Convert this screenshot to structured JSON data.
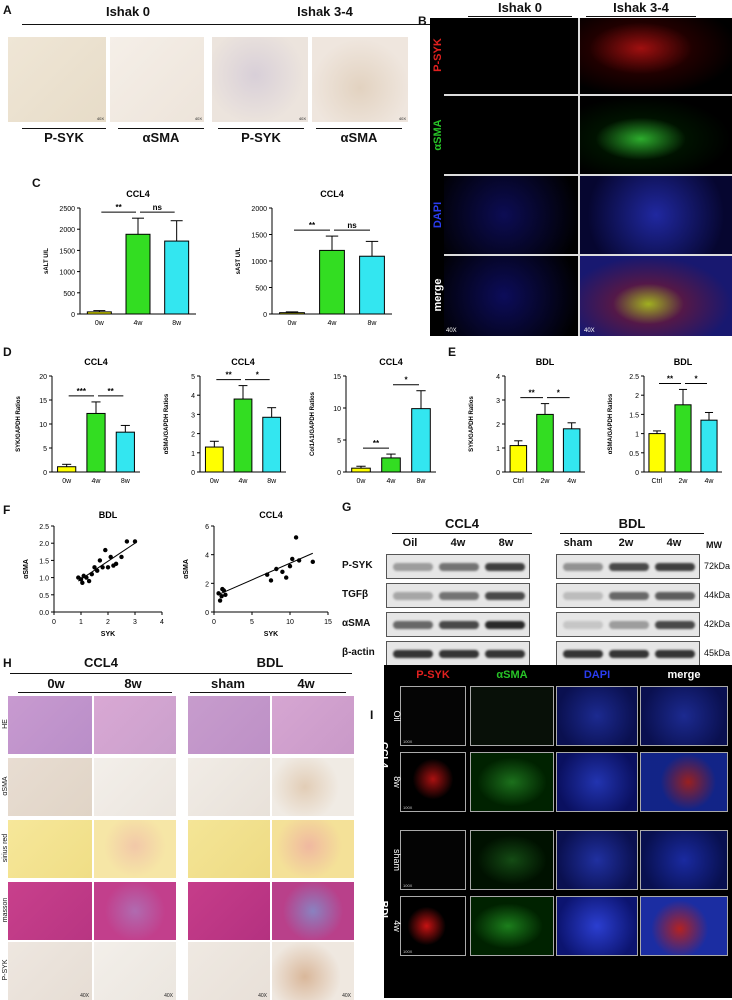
{
  "panels": {
    "A": {
      "label": "A",
      "headers": [
        "Ishak 0",
        "Ishak 3-4"
      ],
      "tile_labels": [
        "P-SYK",
        "αSMA",
        "P-SYK",
        "αSMA"
      ],
      "magnification": "40X"
    },
    "B": {
      "label": "B",
      "headers": [
        "Ishak 0",
        "Ishak 3-4"
      ],
      "row_labels": [
        "P-SYK",
        "αSMA",
        "DAPI",
        "merge"
      ],
      "row_colors": [
        "#e0201f",
        "#27c427",
        "#2a3cf0",
        "#ffffff"
      ],
      "magnification": "40X"
    },
    "C": {
      "label": "C"
    },
    "D": {
      "label": "D"
    },
    "E": {
      "label": "E"
    },
    "F": {
      "label": "F"
    },
    "G": {
      "label": "G",
      "group_headers": [
        "CCL4",
        "BDL"
      ],
      "lane_labels_ccl4": [
        "Oil",
        "4w",
        "8w"
      ],
      "lane_labels_bdl": [
        "sham",
        "2w",
        "4w"
      ],
      "mw_header": "MW",
      "rows": [
        {
          "protein": "P-SYK",
          "mw": "72kDa"
        },
        {
          "protein": "TGFβ",
          "mw": "44kDa"
        },
        {
          "protein": "αSMA",
          "mw": "42kDa"
        },
        {
          "protein": "β-actin",
          "mw": "45kDa"
        }
      ]
    },
    "H": {
      "label": "H",
      "group_headers": [
        "CCL4",
        "BDL"
      ],
      "col_labels": [
        "0w",
        "8w",
        "sham",
        "4w"
      ],
      "row_labels": [
        "HE",
        "αSMA",
        "sirius red",
        "masson",
        "P-SYK"
      ],
      "magnification": "40X"
    },
    "I": {
      "label": "I",
      "col_labels": [
        "P-SYK",
        "αSMA",
        "DAPI",
        "merge"
      ],
      "col_colors": [
        "#e0201f",
        "#27c427",
        "#2a3cf0",
        "#ffffff"
      ],
      "group_labels": [
        "CCL4",
        "BDL"
      ],
      "row_labels": [
        "Oil",
        "8w",
        "sham",
        "4w"
      ],
      "magnification": "100X"
    }
  },
  "chart_data": [
    {
      "id": "C1",
      "type": "bar",
      "title": "CCL4",
      "ylabel": "sALT U/L",
      "categories": [
        "0w",
        "4w",
        "8w"
      ],
      "values": [
        50,
        1880,
        1720
      ],
      "errors": [
        30,
        380,
        480
      ],
      "ylim": [
        0,
        2500
      ],
      "yticks": [
        0,
        500,
        1000,
        1500,
        2000,
        2500
      ],
      "colors": [
        "#ffff00",
        "#33dd22",
        "#33e6f0"
      ],
      "sig": [
        {
          "from": 0,
          "to": 1,
          "label": "**"
        },
        {
          "from": 1,
          "to": 2,
          "label": "ns"
        }
      ]
    },
    {
      "id": "C2",
      "type": "bar",
      "title": "CCL4",
      "ylabel": "sAST U/L",
      "categories": [
        "0w",
        "4w",
        "8w"
      ],
      "values": [
        25,
        1200,
        1090
      ],
      "errors": [
        15,
        270,
        280
      ],
      "ylim": [
        0,
        2000
      ],
      "yticks": [
        0,
        500,
        1000,
        1500,
        2000
      ],
      "colors": [
        "#ffff00",
        "#33dd22",
        "#33e6f0"
      ],
      "sig": [
        {
          "from": 0,
          "to": 1,
          "label": "**"
        },
        {
          "from": 1,
          "to": 2,
          "label": "ns"
        }
      ]
    },
    {
      "id": "D1",
      "type": "bar",
      "title": "CCL4",
      "ylabel": "SYK/GAPDH Ratios",
      "categories": [
        "0w",
        "4w",
        "8w"
      ],
      "values": [
        1.1,
        12.2,
        8.3
      ],
      "errors": [
        0.5,
        2.4,
        1.4
      ],
      "ylim": [
        0,
        20
      ],
      "yticks": [
        0,
        5,
        10,
        15,
        20
      ],
      "colors": [
        "#ffff00",
        "#33dd22",
        "#33e6f0"
      ],
      "sig": [
        {
          "from": 0,
          "to": 1,
          "label": "***"
        },
        {
          "from": 1,
          "to": 2,
          "label": "**"
        }
      ]
    },
    {
      "id": "D2",
      "type": "bar",
      "title": "CCL4",
      "ylabel": "αSMA/GAPDH Ratios",
      "categories": [
        "0w",
        "4w",
        "8w"
      ],
      "values": [
        1.3,
        3.8,
        2.85
      ],
      "errors": [
        0.3,
        0.7,
        0.5
      ],
      "ylim": [
        0,
        5
      ],
      "yticks": [
        0,
        1,
        2,
        3,
        4,
        5
      ],
      "colors": [
        "#ffff00",
        "#33dd22",
        "#33e6f0"
      ],
      "sig": [
        {
          "from": 0,
          "to": 1,
          "label": "**"
        },
        {
          "from": 1,
          "to": 2,
          "label": "*"
        }
      ]
    },
    {
      "id": "D3",
      "type": "bar",
      "title": "CCL4",
      "ylabel": "Col1A1/GAPDH Ratios",
      "categories": [
        "0w",
        "4w",
        "8w"
      ],
      "values": [
        0.6,
        2.2,
        9.9
      ],
      "errors": [
        0.3,
        0.6,
        2.8
      ],
      "ylim": [
        0,
        15
      ],
      "yticks": [
        0,
        5,
        10,
        15
      ],
      "colors": [
        "#ffff00",
        "#33dd22",
        "#33e6f0"
      ],
      "sig": [
        {
          "from": 0,
          "to": 1,
          "label": "**"
        },
        {
          "from": 1,
          "to": 2,
          "label": "*"
        }
      ]
    },
    {
      "id": "E1",
      "type": "bar",
      "title": "BDL",
      "ylabel": "SYK/GAPDH Ratios",
      "categories": [
        "Ctrl",
        "2w",
        "4w"
      ],
      "values": [
        1.1,
        2.4,
        1.8
      ],
      "errors": [
        0.2,
        0.45,
        0.25
      ],
      "ylim": [
        0,
        4
      ],
      "yticks": [
        0,
        1,
        2,
        3,
        4
      ],
      "colors": [
        "#ffff00",
        "#33dd22",
        "#33e6f0"
      ],
      "sig": [
        {
          "from": 0,
          "to": 1,
          "label": "**"
        },
        {
          "from": 1,
          "to": 2,
          "label": "*"
        }
      ]
    },
    {
      "id": "E2",
      "type": "bar",
      "title": "BDL",
      "ylabel": "αSMA/GAPDH Ratios",
      "categories": [
        "Ctrl",
        "2w",
        "4w"
      ],
      "values": [
        1.0,
        1.75,
        1.35
      ],
      "errors": [
        0.07,
        0.4,
        0.2
      ],
      "ylim": [
        0,
        2.5
      ],
      "yticks": [
        0.0,
        0.5,
        1.0,
        1.5,
        2.0,
        2.5
      ],
      "colors": [
        "#ffff00",
        "#33dd22",
        "#33e6f0"
      ],
      "sig": [
        {
          "from": 0,
          "to": 1,
          "label": "**"
        },
        {
          "from": 1,
          "to": 2,
          "label": "*"
        }
      ]
    },
    {
      "id": "F1",
      "type": "scatter",
      "title": "BDL",
      "xlabel": "SYK",
      "ylabel": "αSMA",
      "xlim": [
        0,
        4
      ],
      "ylim": [
        0,
        2.5
      ],
      "xticks": [
        0,
        1,
        2,
        3,
        4
      ],
      "yticks": [
        0.0,
        0.5,
        1.0,
        1.5,
        2.0,
        2.5
      ],
      "points": [
        [
          0.9,
          1.0
        ],
        [
          1.0,
          0.95
        ],
        [
          1.05,
          0.85
        ],
        [
          1.1,
          1.05
        ],
        [
          1.2,
          1.0
        ],
        [
          1.3,
          0.9
        ],
        [
          1.4,
          1.1
        ],
        [
          1.5,
          1.3
        ],
        [
          1.6,
          1.2
        ],
        [
          1.7,
          1.5
        ],
        [
          1.8,
          1.3
        ],
        [
          1.9,
          1.8
        ],
        [
          2.0,
          1.3
        ],
        [
          2.1,
          1.6
        ],
        [
          2.2,
          1.35
        ],
        [
          2.3,
          1.4
        ],
        [
          2.5,
          1.6
        ],
        [
          2.7,
          2.05
        ],
        [
          3.0,
          2.05
        ]
      ],
      "fit": [
        [
          0.9,
          0.9
        ],
        [
          3.0,
          2.0
        ]
      ]
    },
    {
      "id": "F2",
      "type": "scatter",
      "title": "CCL4",
      "xlabel": "SYK",
      "ylabel": "αSMA",
      "xlim": [
        0,
        15
      ],
      "ylim": [
        0,
        6
      ],
      "xticks": [
        0,
        5,
        10,
        15
      ],
      "yticks": [
        0,
        2,
        4,
        6
      ],
      "points": [
        [
          0.6,
          1.3
        ],
        [
          0.8,
          0.8
        ],
        [
          1.0,
          1.1
        ],
        [
          1.1,
          1.6
        ],
        [
          1.3,
          1.5
        ],
        [
          1.5,
          1.2
        ],
        [
          7.0,
          2.6
        ],
        [
          7.5,
          2.2
        ],
        [
          8.2,
          3.0
        ],
        [
          9.0,
          2.8
        ],
        [
          9.5,
          2.4
        ],
        [
          10.0,
          3.2
        ],
        [
          10.3,
          3.7
        ],
        [
          10.8,
          5.2
        ],
        [
          11.2,
          3.6
        ],
        [
          13.0,
          3.5
        ]
      ],
      "fit": [
        [
          0.5,
          1.2
        ],
        [
          13.0,
          4.1
        ]
      ]
    }
  ]
}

--- --- ---

Exercise
Every line of the data above that includes "protein" should be listed.

Response to the exercise
          "protein": "P-SYK",
          "protein": "TGFβ",
          "protein": "αSMA",
          "protein": "β-actin",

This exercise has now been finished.